_Input for this task_
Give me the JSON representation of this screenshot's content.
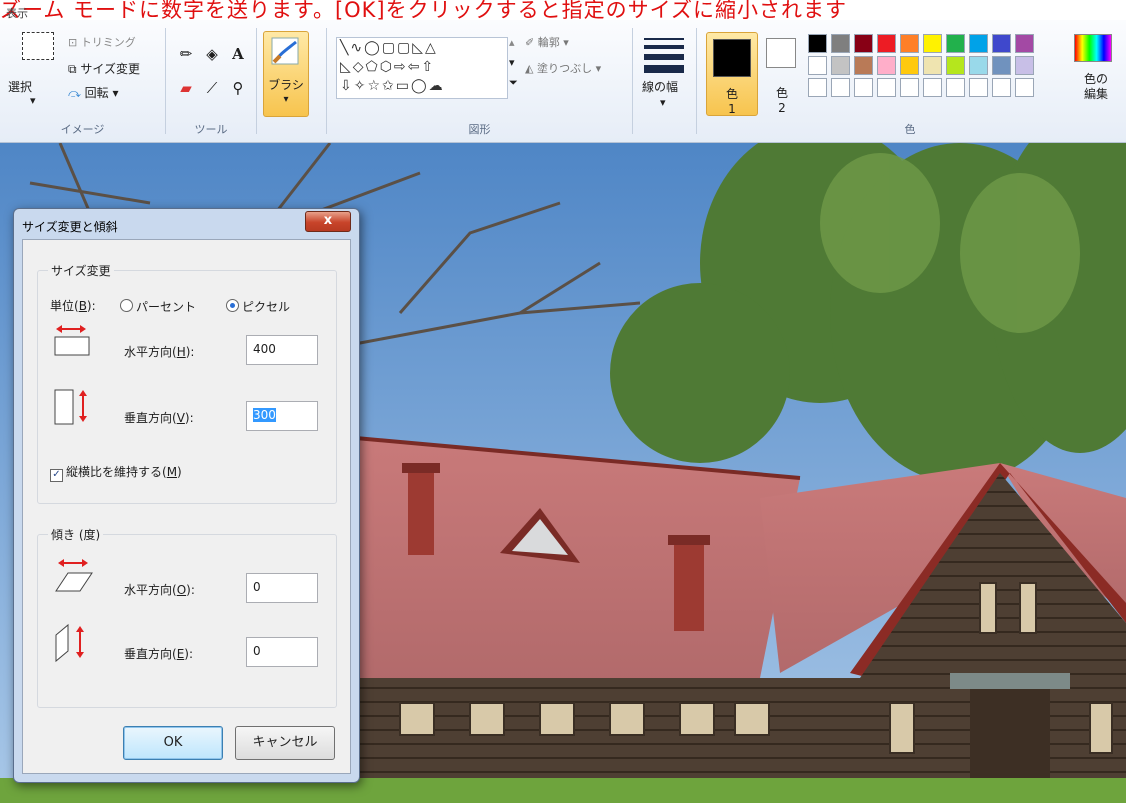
{
  "caption": {
    "text": "ズーム モードに数字を送ります。[OK]をクリックすると指定のサイズに縮小されます",
    "tab_label": "表示"
  },
  "ribbon": {
    "image_group": {
      "label": "イメージ",
      "select": "選択",
      "trim": "トリミング",
      "resize": "サイズ変更",
      "rotate": "回転 ▾"
    },
    "tools_group": {
      "label": "ツール"
    },
    "brush": {
      "label": "ブラシ"
    },
    "shapes_group": {
      "label": "図形",
      "outline": "輪郭 ▾",
      "fill": "塗りつぶし ▾",
      "row1": "╲∿◯▢▢◺△",
      "row2": "◺◇⬠⬡⇨⇦⇧",
      "row3": "⇩✧☆✩▭◯☁"
    },
    "line_width": {
      "label": "線の幅"
    },
    "color1": {
      "label": "色",
      "num": "1",
      "color": "#000000"
    },
    "color2": {
      "label": "色",
      "num": "2",
      "color": "#ffffff"
    },
    "colors_group": {
      "label": "色"
    },
    "palette_row1": [
      "#000000",
      "#7f7f7f",
      "#880015",
      "#ed1c24",
      "#ff7f27",
      "#fff200",
      "#22b14c",
      "#00a2e8",
      "#3f48cc",
      "#a349a4"
    ],
    "palette_row2": [
      "#ffffff",
      "#c3c3c3",
      "#b97a57",
      "#ffaec9",
      "#ffc90e",
      "#efe4b0",
      "#b5e61d",
      "#99d9ea",
      "#7092be",
      "#c8bfe7"
    ],
    "edit_colors": {
      "line1": "色の",
      "line2": "編集"
    }
  },
  "dialog": {
    "title": "サイズ変更と傾斜",
    "close_glyph": "x",
    "resize_section": {
      "legend": "サイズ変更",
      "unit_label": "単位(B):",
      "unit_label_plain": "単位(",
      "unit_label_key": "B",
      "unit_label_end": "):",
      "percent": "パーセント",
      "pixel": "ピクセル",
      "selected_unit": "ピクセル",
      "horizontal_label_pre": "水平方向(",
      "horizontal_key": "H",
      "horizontal_label_post": "):",
      "horizontal_value": "400",
      "vertical_label_pre": "垂直方向(",
      "vertical_key": "V",
      "vertical_label_post": "):",
      "vertical_value": "300",
      "keep_ratio_pre": "縦横比を維持する(",
      "keep_ratio_key": "M",
      "keep_ratio_post": ")",
      "keep_ratio_checked": true
    },
    "skew_section": {
      "legend": "傾き (度)",
      "horizontal_label_pre": "水平方向(",
      "horizontal_key": "O",
      "horizontal_label_post": "):",
      "horizontal_value": "0",
      "vertical_label_pre": "垂直方向(",
      "vertical_key": "E",
      "vertical_label_post": "):",
      "vertical_value": "0"
    },
    "ok": "OK",
    "cancel": "キャンセル"
  }
}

_Exercise instructions_
Copy the material exactly. Do not include the pictures.

_Task result_
Give me the JSON representation of this screenshot's content.
{
  "caption": {
    "text": "ズーム モードに数字を送ります。[OK]をクリックすると指定のサイズに縮小されます",
    "tab_label": "表示"
  },
  "ribbon": {
    "image_group": {
      "label": "イメージ",
      "select": "選択",
      "trim": "トリミング",
      "resize": "サイズ変更",
      "rotate": "回転 ▾"
    },
    "tools_group": {
      "label": "ツール"
    },
    "brush": {
      "label": "ブラシ"
    },
    "shapes_group": {
      "label": "図形",
      "outline": "輪郭 ▾",
      "fill": "塗りつぶし ▾",
      "row1": "╲∿◯▢▢◺△",
      "row2": "◺◇⬠⬡⇨⇦⇧",
      "row3": "⇩✧☆✩▭◯☁"
    },
    "line_width": {
      "label": "線の幅"
    },
    "color1": {
      "label": "色",
      "num": "1",
      "color": "#000000"
    },
    "color2": {
      "label": "色",
      "num": "2",
      "color": "#ffffff"
    },
    "colors_group": {
      "label": "色"
    },
    "palette_row1": [
      "#000000",
      "#7f7f7f",
      "#880015",
      "#ed1c24",
      "#ff7f27",
      "#fff200",
      "#22b14c",
      "#00a2e8",
      "#3f48cc",
      "#a349a4"
    ],
    "palette_row2": [
      "#ffffff",
      "#c3c3c3",
      "#b97a57",
      "#ffaec9",
      "#ffc90e",
      "#efe4b0",
      "#b5e61d",
      "#99d9ea",
      "#7092be",
      "#c8bfe7"
    ],
    "edit_colors": {
      "line1": "色の",
      "line2": "編集"
    }
  },
  "dialog": {
    "title": "サイズ変更と傾斜",
    "close_glyph": "x",
    "resize_section": {
      "legend": "サイズ変更",
      "unit_label": "単位(B):",
      "unit_label_plain": "単位(",
      "unit_label_key": "B",
      "unit_label_end": "):",
      "percent": "パーセント",
      "pixel": "ピクセル",
      "selected_unit": "ピクセル",
      "horizontal_label_pre": "水平方向(",
      "horizontal_key": "H",
      "horizontal_label_post": "):",
      "horizontal_value": "400",
      "vertical_label_pre": "垂直方向(",
      "vertical_key": "V",
      "vertical_label_post": "):",
      "vertical_value": "300",
      "keep_ratio_pre": "縦横比を維持する(",
      "keep_ratio_key": "M",
      "keep_ratio_post": ")",
      "keep_ratio_checked": true
    },
    "skew_section": {
      "legend": "傾き (度)",
      "horizontal_label_pre": "水平方向(",
      "horizontal_key": "O",
      "horizontal_label_post": "):",
      "horizontal_value": "0",
      "vertical_label_pre": "垂直方向(",
      "vertical_key": "E",
      "vertical_label_post": "):",
      "vertical_value": "0"
    },
    "ok": "OK",
    "cancel": "キャンセル"
  }
}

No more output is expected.